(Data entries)
*****

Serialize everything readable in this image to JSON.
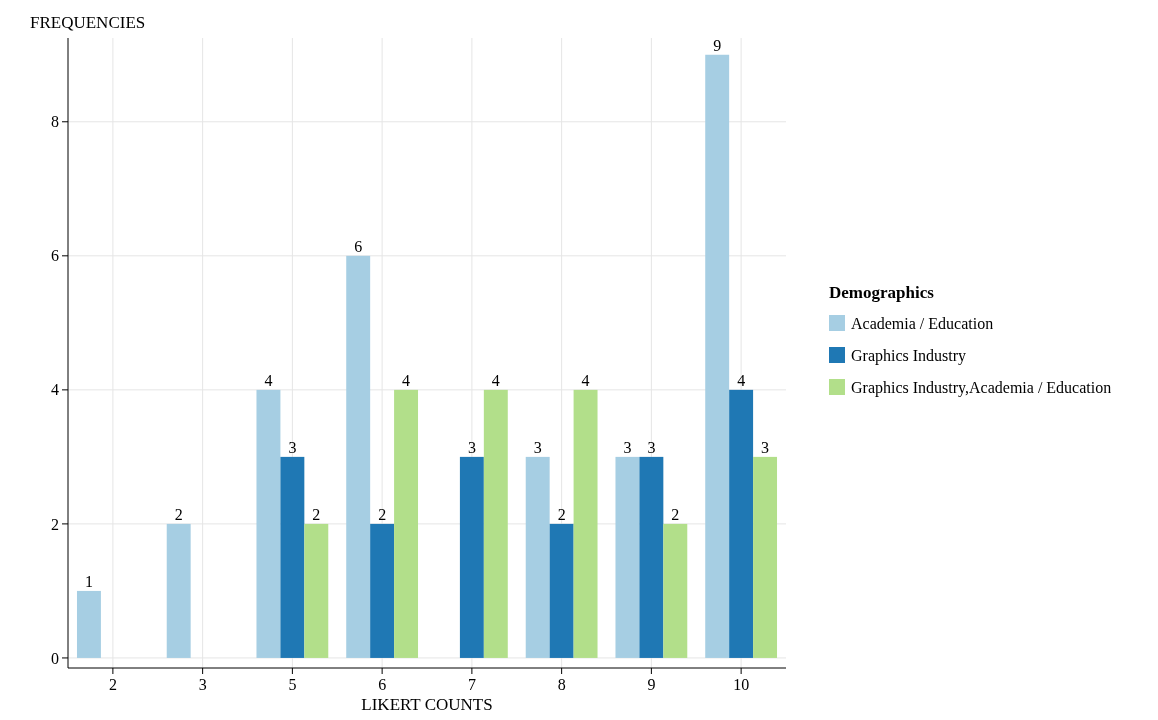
{
  "chart_data": {
    "type": "bar",
    "xlabel": "LIKERT COUNTS",
    "ylabel": "FREQUENCIES",
    "legend_title": "Demographics",
    "categories": [
      "2",
      "3",
      "5",
      "6",
      "7",
      "8",
      "9",
      "10"
    ],
    "series": [
      {
        "name": "Academia / Education",
        "color": "#a6cee3",
        "values": [
          1,
          2,
          4,
          6,
          null,
          3,
          3,
          9
        ]
      },
      {
        "name": "Graphics Industry",
        "color": "#1f78b4",
        "values": [
          null,
          null,
          3,
          2,
          3,
          2,
          3,
          4
        ]
      },
      {
        "name": "Graphics Industry,Academia / Education",
        "color": "#b2df8a",
        "values": [
          null,
          null,
          2,
          4,
          4,
          4,
          2,
          3
        ]
      }
    ],
    "ylim": [
      -0.15,
      9.25
    ],
    "yticks": [
      0,
      2,
      4,
      6,
      8
    ],
    "grid": true,
    "legend": "right",
    "data_labels": true
  }
}
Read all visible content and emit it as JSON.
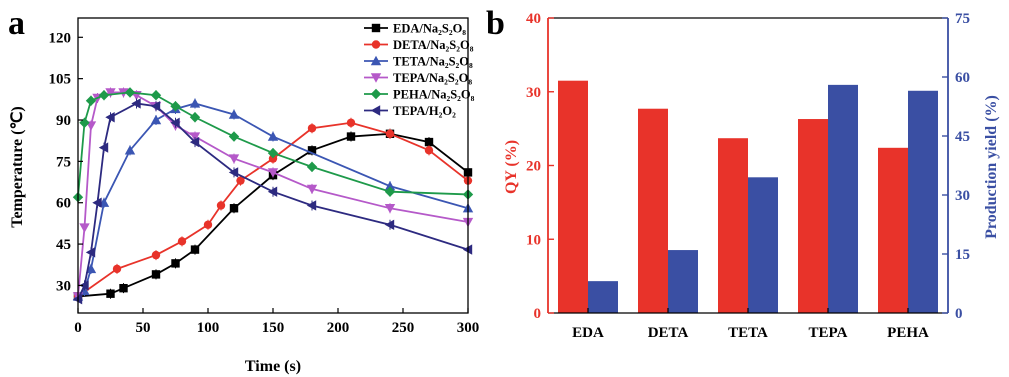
{
  "panels": {
    "a": "a",
    "b": "b"
  },
  "chart_data": [
    {
      "type": "line",
      "panel": "a",
      "xlabel": "Time (s)",
      "ylabel": "Temperature (℃)",
      "xlim": [
        0,
        300
      ],
      "ylim": [
        20,
        127
      ],
      "xticks": [
        "0",
        "50",
        "100",
        "150",
        "200",
        "250",
        "300"
      ],
      "yticks": [
        "30",
        "45",
        "60",
        "75",
        "90",
        "105",
        "120"
      ],
      "legend_position": "top-right",
      "series": [
        {
          "name": "EDA/Na₂S₂O₈",
          "color": "#000000",
          "marker": "square",
          "x": [
            0,
            25,
            35,
            60,
            75,
            90,
            120,
            150,
            180,
            210,
            240,
            270,
            300
          ],
          "y": [
            26,
            27,
            29,
            34,
            38,
            43,
            58,
            70,
            79,
            84,
            85,
            82,
            71
          ]
        },
        {
          "name": "DETA/Na₂S₂O₈",
          "color": "#e8332a",
          "marker": "circle",
          "x": [
            0,
            30,
            60,
            80,
            100,
            110,
            125,
            150,
            180,
            210,
            240,
            270,
            300
          ],
          "y": [
            26,
            36,
            41,
            46,
            52,
            59,
            68,
            76,
            87,
            89,
            85,
            79,
            68
          ]
        },
        {
          "name": "TETA/Na₂S₂O₈",
          "color": "#3b56b3",
          "marker": "triangle-up",
          "x": [
            0,
            5,
            10,
            20,
            40,
            60,
            75,
            90,
            120,
            150,
            240,
            300
          ],
          "y": [
            26,
            28,
            36,
            60,
            79,
            90,
            94,
            96,
            92,
            84,
            66,
            58
          ]
        },
        {
          "name": "TEPA/Na₂S₂O₈",
          "color": "#b559c9",
          "marker": "triangle-down",
          "x": [
            0,
            5,
            10,
            15,
            25,
            35,
            45,
            60,
            75,
            90,
            120,
            150,
            180,
            240,
            300
          ],
          "y": [
            26,
            51,
            88,
            98,
            100,
            100,
            99,
            95,
            88,
            84,
            76,
            71,
            65,
            58,
            53
          ]
        },
        {
          "name": "PEHA/Na₂S₂O₈",
          "color": "#1e9a4a",
          "marker": "diamond",
          "x": [
            0,
            5,
            10,
            20,
            40,
            60,
            75,
            90,
            120,
            150,
            180,
            240,
            300
          ],
          "y": [
            62,
            89,
            97,
            99,
            100,
            99,
            95,
            91,
            84,
            78,
            73,
            64,
            63
          ]
        },
        {
          "name": "TEPA/H₂O₂",
          "color": "#2d2a80",
          "marker": "triangle-left",
          "x": [
            0,
            5,
            10,
            15,
            20,
            25,
            45,
            60,
            75,
            90,
            120,
            150,
            180,
            240,
            300
          ],
          "y": [
            25,
            30,
            42,
            60,
            80,
            91,
            96,
            95,
            89,
            82,
            71,
            64,
            59,
            52,
            43
          ]
        }
      ]
    },
    {
      "type": "bar",
      "panel": "b",
      "categories": [
        "EDA",
        "DETA",
        "TETA",
        "TEPA",
        "PEHA"
      ],
      "ylabel_left": "QY (%)",
      "ylabel_right": "Production yield (%)",
      "ylim_left": [
        0,
        40
      ],
      "ylim_right": [
        0,
        75
      ],
      "yticks_left": [
        "0",
        "10",
        "20",
        "30",
        "40"
      ],
      "yticks_right": [
        "0",
        "15",
        "30",
        "45",
        "60",
        "75"
      ],
      "series": [
        {
          "axis": "left",
          "color": "#e8332a",
          "values": [
            31.5,
            27.7,
            23.7,
            26.3,
            22.4
          ]
        },
        {
          "axis": "right",
          "color": "#3a4fa3",
          "values": [
            8.1,
            16.0,
            34.5,
            58.0,
            56.5
          ]
        }
      ]
    }
  ]
}
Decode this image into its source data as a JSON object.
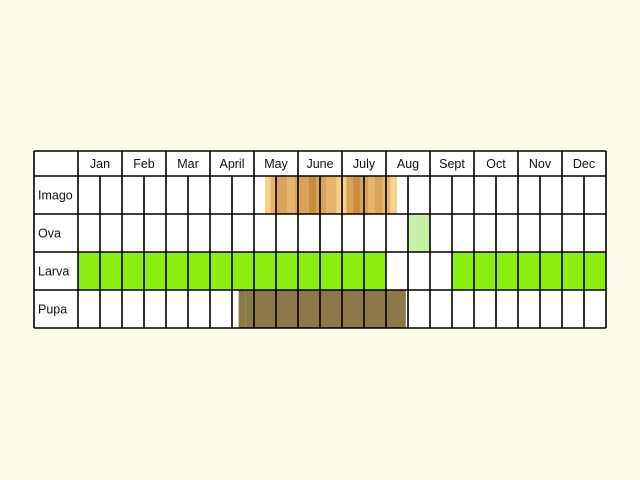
{
  "chart_data": {
    "type": "table",
    "months": [
      "Jan",
      "Feb",
      "Mar",
      "April",
      "May",
      "June",
      "July",
      "Aug",
      "Sept",
      "Oct",
      "Nov",
      "Dec"
    ],
    "rows": [
      {
        "label": "Imago",
        "segments": [
          {
            "start": 8.5,
            "end": 8.75,
            "color": "#f5d28c"
          },
          {
            "start": 8.75,
            "end": 9.0,
            "color": "#e6b46a"
          },
          {
            "start": 9.0,
            "end": 9.5,
            "color": "#d9a35a"
          },
          {
            "start": 9.5,
            "end": 9.85,
            "color": "#e6b46a"
          },
          {
            "start": 9.85,
            "end": 10.5,
            "color": "#d9a35a"
          },
          {
            "start": 10.5,
            "end": 10.85,
            "color": "#c98d3e"
          },
          {
            "start": 10.85,
            "end": 11.3,
            "color": "#d9a35a"
          },
          {
            "start": 11.3,
            "end": 11.75,
            "color": "#e6b46a"
          },
          {
            "start": 11.75,
            "end": 12.2,
            "color": "#f5d28c"
          },
          {
            "start": 12.2,
            "end": 12.5,
            "color": "#d9a35a"
          },
          {
            "start": 12.5,
            "end": 12.85,
            "color": "#c98d3e"
          },
          {
            "start": 12.85,
            "end": 13.2,
            "color": "#d9a35a"
          },
          {
            "start": 13.2,
            "end": 13.5,
            "color": "#e6b46a"
          },
          {
            "start": 13.5,
            "end": 13.85,
            "color": "#d9a35a"
          },
          {
            "start": 13.85,
            "end": 14.2,
            "color": "#e6b46a"
          },
          {
            "start": 14.2,
            "end": 14.5,
            "color": "#f5d28c"
          }
        ]
      },
      {
        "label": "Ova",
        "segments": [
          {
            "start": 15.0,
            "end": 16.0,
            "color": "#c8f0a8"
          }
        ]
      },
      {
        "label": "Larva",
        "segments": [
          {
            "start": 0,
            "end": 14,
            "color": "#8cee0e"
          },
          {
            "start": 17,
            "end": 24,
            "color": "#8cee0e"
          }
        ]
      },
      {
        "label": "Pupa",
        "segments": [
          {
            "start": 7.3,
            "end": 7.6,
            "color": "#8c7a46"
          },
          {
            "start": 7.6,
            "end": 14.9,
            "color": "#8c7848"
          }
        ]
      }
    ],
    "grid": true,
    "subdivisions_per_month": 2
  }
}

*****

EXERCISE PROMPT:
Extract every line above containing the word "Na₂S₂O₈".

WORKED SOLUTION:
          "name": "EDA/Na₂S₂O₈",
          "name": "DETA/Na₂S₂O₈",
          "name": "TETA/Na₂S₂O₈",
          "name": "TEPA/Na₂S₂O₈",
          "name": "PEHA/Na₂S₂O₈",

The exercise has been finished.